[start]

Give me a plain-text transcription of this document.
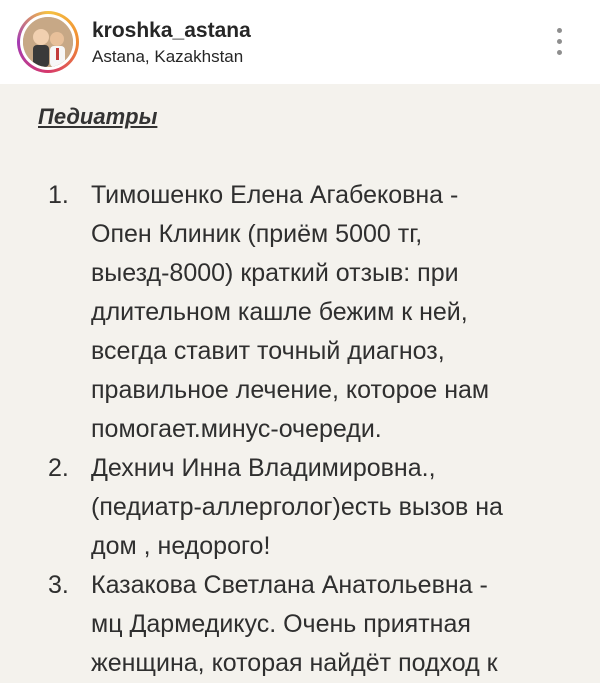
kroshka_astana
Astana, Kazakhstan
Педиатры
1. Тимошенко Елена Агабековна -
Опен Клиник (приём 5000 тг,
выезд-8000) краткий отзыв: при
длительном кашле бежим к ней,
всегда ставит точный диагноз,
правильное лечение, которое нам
помогает.минус-очереди.
2. Дехнич Инна Владимировна.,
(педиатр-аллерголог)есть вызов на
дом , недорого!
3. Казакова Светлана Анатольевна -
мц Дармедикус. Очень приятная
женщина, которая найдёт подход к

[end]

- [WHAT NEEDS TO BE DONE]:
Repeat the records above exactly, leaving out the pictures.

- [EXERCISE OUTPUT]:
Give me a plain-text transcription of this document.
kroshka_astana
Astana, Kazakhstan
Педиатры
1. Тимошенко Елена Агабековна -
Опен Клиник (приём 5000 тг,
выезд-8000) краткий отзыв: при
длительном кашле бежим к ней,
всегда ставит точный диагноз,
правильное лечение, которое нам
помогает.минус-очереди.
2. Дехнич Инна Владимировна.,
(педиатр-аллерголог)есть вызов на
дом , недорого!
3. Казакова Светлана Анатольевна -
мц Дармедикус. Очень приятная
женщина, которая найдёт подход к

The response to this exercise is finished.